**Material for this exercise:**
⁂

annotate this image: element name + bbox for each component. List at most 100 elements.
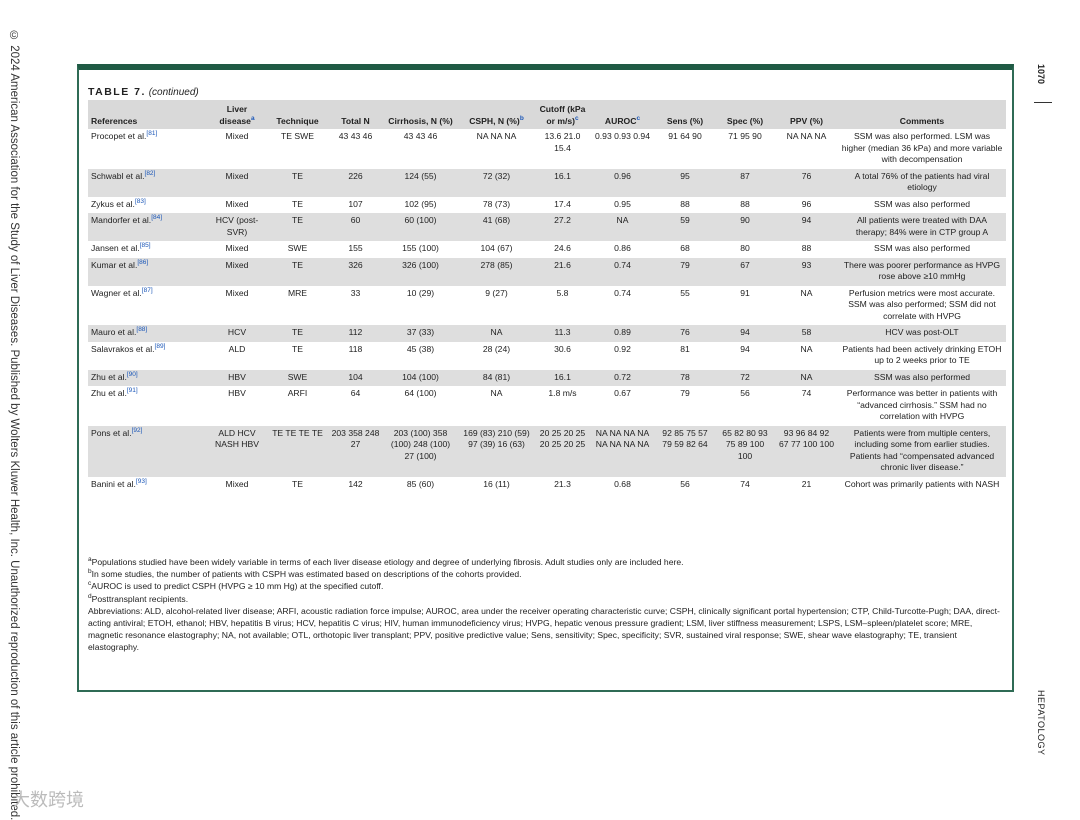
table-cell: TE xyxy=(267,325,328,342)
footnote-mark: b xyxy=(519,114,524,122)
citation: [91] xyxy=(126,387,138,395)
reference-name: Jansen et al. xyxy=(91,243,140,253)
footnote: dPosttransplant recipients. xyxy=(88,593,1006,605)
table-cell: ALD xyxy=(207,342,267,370)
cell-text: 104 (67) xyxy=(480,243,513,253)
column-header: Cirrhosis, N (%) xyxy=(383,100,458,129)
table-cell: 21.3 xyxy=(535,477,590,494)
table-row: Zykus et al.[83] Mixed TE 107 102 (95) 78 (73… xyxy=(88,197,1006,214)
cell-text: 13.6 21.0 15.4 xyxy=(544,131,581,153)
table-cell: 78 (73) xyxy=(458,197,535,214)
table-cell: 112 xyxy=(328,325,383,342)
table-cell: 88 xyxy=(715,197,775,214)
table-cell: 5.8 xyxy=(535,286,590,326)
cell-text: HCV (post-SVR) xyxy=(215,215,259,237)
cell-text: 0.96 xyxy=(614,170,631,181)
cell-text: 21 xyxy=(801,478,812,489)
cell-text: Performance was better in patients with … xyxy=(846,388,998,421)
table-cell: NA NA NA NA NA NA NA NA xyxy=(590,425,655,477)
table-cell: 9 (27) xyxy=(458,286,535,326)
table-cell: NA xyxy=(458,325,535,342)
table-cell: Perfusion metrics were most accurate. SS… xyxy=(838,286,1006,326)
cell-text: 55 xyxy=(680,287,690,298)
footnotes: aPopulations studied have been widely va… xyxy=(88,556,1006,654)
reference-name: Zykus et al. xyxy=(91,198,135,209)
table-cell: 94 xyxy=(715,325,775,342)
table-cell: TE xyxy=(267,257,328,286)
table-cell: 0.74 xyxy=(590,257,655,286)
cell-text: 118 xyxy=(348,343,363,354)
cell-text: Mixed xyxy=(225,170,249,181)
cell-text: Cohort was primarily patients with NASH xyxy=(844,478,1000,489)
column-header: Sens (%) xyxy=(655,100,715,129)
reference-name: Procopet et al. xyxy=(91,131,147,141)
cell-text: NA NA NA xyxy=(476,131,517,141)
header-text: CSPH, N (%) xyxy=(469,115,520,126)
header-text: Sens (%) xyxy=(666,115,704,126)
table-cell: 107 xyxy=(328,197,383,214)
footnote-mark: b xyxy=(88,568,92,576)
table-cell: 93 96 84 92 67 77 100 100 xyxy=(775,425,838,477)
cell-text: NA xyxy=(490,327,503,337)
table-cell: Zhu et al.[91] xyxy=(88,386,207,426)
table-cell: SSM was also performed xyxy=(838,241,1006,258)
table-cell: 64 (100) xyxy=(383,386,458,426)
table-cell: Salavrakos et al.[89] xyxy=(88,342,207,370)
cell-text: 102 (95) xyxy=(404,198,437,209)
cell-text: 56 xyxy=(740,388,750,398)
table-row: Zhu et al.[91] HBV ARFI 64 64 (100) NA 1.8 m/s… xyxy=(88,386,1006,426)
cell-text: 24.6 xyxy=(554,243,571,253)
table-cell: 67 xyxy=(715,257,775,286)
header-text: Cirrhosis, N (%) xyxy=(388,115,453,126)
column-header: Liver diseasea xyxy=(207,100,267,129)
cell-text: HCV xyxy=(227,327,247,337)
header-text: References xyxy=(91,115,138,126)
table-cell: 43 43 46 xyxy=(383,129,458,169)
cell-text: NA xyxy=(800,343,813,354)
table-cell: NA xyxy=(775,369,838,386)
table-cell: TE TE TE TE xyxy=(267,425,328,477)
table-cell: 37 (33) xyxy=(383,325,458,342)
cell-text: 90 xyxy=(740,215,750,225)
column-header: Total N xyxy=(328,100,383,129)
table-cell: 84 (81) xyxy=(458,369,535,386)
table-cell: 76 xyxy=(655,325,715,342)
cell-text: 80 xyxy=(740,243,750,253)
header-text: Cutoff (kPa or m/s) xyxy=(539,104,586,126)
cell-text: 76 xyxy=(801,170,812,181)
table-row: Procopet et al.[81] Mixed TE SWE 43 43 46 43… xyxy=(88,129,1006,169)
header-text: Technique xyxy=(276,115,319,126)
table-label: TABLE 7. xyxy=(88,86,146,98)
table-cell: 118 xyxy=(328,342,383,370)
cell-text: SWE xyxy=(287,243,308,253)
cell-text: 326 (100) xyxy=(402,259,439,270)
cell-text: There was poorer performance as HVPG ros… xyxy=(843,259,1001,282)
table-cell: Pons et al.[92] xyxy=(88,425,207,477)
cell-text: SWE xyxy=(287,371,308,382)
cell-text: 88 xyxy=(801,243,812,253)
column-header: Comments xyxy=(838,100,1006,129)
table-cell: All patients were treated with DAA thera… xyxy=(838,213,1006,241)
cell-text: 78 (73) xyxy=(482,198,511,209)
cell-text: SSM was also performed xyxy=(874,243,970,253)
citation: [81] xyxy=(146,130,158,138)
cell-text: 60 xyxy=(350,215,361,225)
footnote: bIn some studies, the number of patients… xyxy=(88,568,1006,580)
column-header: CSPH, N (%)b xyxy=(458,100,535,129)
footnote: aPopulations studied have been widely va… xyxy=(88,556,1006,568)
table-cell: 79 xyxy=(655,386,715,426)
cell-text: 91 xyxy=(740,287,750,298)
table-cell: Jansen et al.[85] xyxy=(88,241,207,258)
table-cell: 16.1 xyxy=(535,168,590,197)
table-cell: Kumar et al.[86] xyxy=(88,257,207,286)
column-header: Spec (%) xyxy=(715,100,775,129)
table-cell: Procopet et al.[81] xyxy=(88,129,207,169)
table-cell: TE xyxy=(267,213,328,241)
reference-name: Mandorfer et al. xyxy=(91,215,152,225)
reference-name: Mauro et al. xyxy=(91,327,137,337)
column-header: Cutoff (kPa or m/s)c xyxy=(535,100,590,129)
watermark: 大数跨境 xyxy=(12,790,84,811)
table-cell: 81 xyxy=(655,342,715,370)
table-cell: Wagner et al.[87] xyxy=(88,286,207,326)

⁂

**Problem description:** The listing is to be reproduced in full and exactly, except that its pictures are to be dropped.

**Problem solution:**
annotate this image: element name + bbox for each component. List at most 100 elements.
table-cell: TE xyxy=(267,325,328,342)
footnote-mark: b xyxy=(519,114,524,122)
citation: [91] xyxy=(126,387,138,395)
reference-name: Jansen et al. xyxy=(91,243,140,253)
footnote: dPosttransplant recipients. xyxy=(88,593,1006,605)
table-cell: ALD xyxy=(207,342,267,370)
cell-text: 104 (67) xyxy=(480,243,513,253)
column-header: Cirrhosis, N (%) xyxy=(383,100,458,129)
table-cell: 21.3 xyxy=(535,477,590,494)
table-row: Zykus et al.[83] Mixed TE 107 102 (95) 78 (73… xyxy=(88,197,1006,214)
cell-text: 13.6 21.0 15.4 xyxy=(544,131,581,153)
table-cell: 78 (73) xyxy=(458,197,535,214)
table-cell: 112 xyxy=(328,325,383,342)
table-cell: 88 xyxy=(715,197,775,214)
table-cell: 5.8 xyxy=(535,286,590,326)
cell-text: HCV (post-SVR) xyxy=(215,215,259,237)
cell-text: 0.96 xyxy=(614,170,631,181)
cell-text: 21 xyxy=(801,478,812,489)
cell-text: Performance was better in patients with … xyxy=(846,388,998,421)
table-cell: NA NA NA NA NA NA NA NA xyxy=(590,425,655,477)
table-cell: 9 (27) xyxy=(458,286,535,326)
table-cell: NA xyxy=(458,325,535,342)
table-cell: Perfusion metrics were most accurate. SS… xyxy=(838,286,1006,326)
cell-text: 55 xyxy=(680,287,690,298)
footnotes: aPopulations studied have been widely va… xyxy=(88,556,1006,654)
reference-name: Zykus et al. xyxy=(91,198,135,209)
table-cell: 94 xyxy=(715,325,775,342)
table-cell: TE xyxy=(267,257,328,286)
table-cell: 0.74 xyxy=(590,257,655,286)
cell-text: 118 xyxy=(348,343,363,354)
cell-text: Mixed xyxy=(225,170,249,181)
cell-text: Cohort was primarily patients with NASH xyxy=(844,478,1000,489)
column-header: Sens (%) xyxy=(655,100,715,129)
reference-name: Procopet et al. xyxy=(91,131,147,141)
cell-text: NA NA NA xyxy=(476,131,517,141)
header-text: CSPH, N (%) xyxy=(469,115,520,126)
header-text: Sens (%) xyxy=(666,115,704,126)
table-cell: 107 xyxy=(328,197,383,214)
footnote-mark: b xyxy=(88,568,92,576)
table-cell: 93 96 84 92 67 77 100 100 xyxy=(775,425,838,477)
cell-text: NA xyxy=(490,327,503,337)
table-cell: Zhu et al.[91] xyxy=(88,386,207,426)
table-cell: SSM was also performed xyxy=(838,241,1006,258)
table-cell: 64 (100) xyxy=(383,386,458,426)
table-cell: Salavrakos et al.[89] xyxy=(88,342,207,370)
cell-text: 102 (95) xyxy=(404,198,437,209)
cell-text: 56 xyxy=(740,388,750,398)
table-row: Zhu et al.[91] HBV ARFI 64 64 (100) NA 1.8 m/s… xyxy=(88,386,1006,426)
cell-text: 24.6 xyxy=(554,243,571,253)
table-cell: 67 xyxy=(715,257,775,286)
header-text: Cirrhosis, N (%) xyxy=(388,115,453,126)
column-header: Liver diseasea xyxy=(207,100,267,129)
cell-text: HCV xyxy=(227,327,247,337)
header-text: References xyxy=(91,115,138,126)
table-cell: 43 43 46 xyxy=(383,129,458,169)
cell-text: NA xyxy=(800,343,813,354)
table-cell: NA xyxy=(775,369,838,386)
table-cell: TE TE TE TE xyxy=(267,425,328,477)
table-cell: 37 (33) xyxy=(383,325,458,342)
cell-text: 90 xyxy=(740,215,750,225)
column-header: Total N xyxy=(328,100,383,129)
table-cell: 84 (81) xyxy=(458,369,535,386)
table-cell: 76 xyxy=(655,325,715,342)
cell-text: 80 xyxy=(740,243,750,253)
header-text: Cutoff (kPa or m/s) xyxy=(539,104,586,126)
cell-text: 76 xyxy=(801,170,812,181)
table-row: Procopet et al.[81] Mixed TE SWE 43 43 46 43… xyxy=(88,129,1006,169)
header-text: Technique xyxy=(276,115,319,126)
table-label: TABLE 7. xyxy=(88,86,146,98)
table-cell: 118 xyxy=(328,342,383,370)
cell-text: SWE xyxy=(287,243,308,253)
cell-text: 326 (100) xyxy=(402,259,439,270)
cell-text: There was poorer performance as HVPG ros… xyxy=(843,259,1001,282)
table-cell: Pons et al.[92] xyxy=(88,425,207,477)
cell-text: SWE xyxy=(287,371,308,382)
cell-text: 88 xyxy=(801,243,812,253)
column-header: Comments xyxy=(838,100,1006,129)
table-cell: All patients were treated with DAA thera… xyxy=(838,213,1006,241)
cell-text: 78 (73) xyxy=(482,198,511,209)
cell-text: SSM was also performed xyxy=(874,243,970,253)
citation: [81] xyxy=(146,130,158,138)
cell-text: 60 xyxy=(350,215,361,225)
footnote: bIn some studies, the number of patients… xyxy=(88,568,1006,580)
column-header: CSPH, N (%)b xyxy=(458,100,535,129)
footnote: aPopulations studied have been widely va… xyxy=(88,556,1006,568)
table-cell: 79 xyxy=(655,386,715,426)
cell-text: 91 xyxy=(740,287,750,298)
table-cell: Jansen et al.[85] xyxy=(88,241,207,258)
table-cell: 16.1 xyxy=(535,168,590,197)
table-cell: Kumar et al.[86] xyxy=(88,257,207,286)
column-header: Spec (%) xyxy=(715,100,775,129)
table-cell: Procopet et al.[81] xyxy=(88,129,207,169)
table-cell: TE xyxy=(267,213,328,241)
reference-name: Mandorfer et al. xyxy=(91,215,152,225)
reference-name: Mauro et al. xyxy=(91,327,137,337)
column-header: Cutoff (kPa or m/s)c xyxy=(535,100,590,129)
watermark: 大数跨境 xyxy=(12,790,84,811)
table-cell: 81 xyxy=(655,342,715,370)
table-cell: Wagner et al.[87] xyxy=(88,286,207,326)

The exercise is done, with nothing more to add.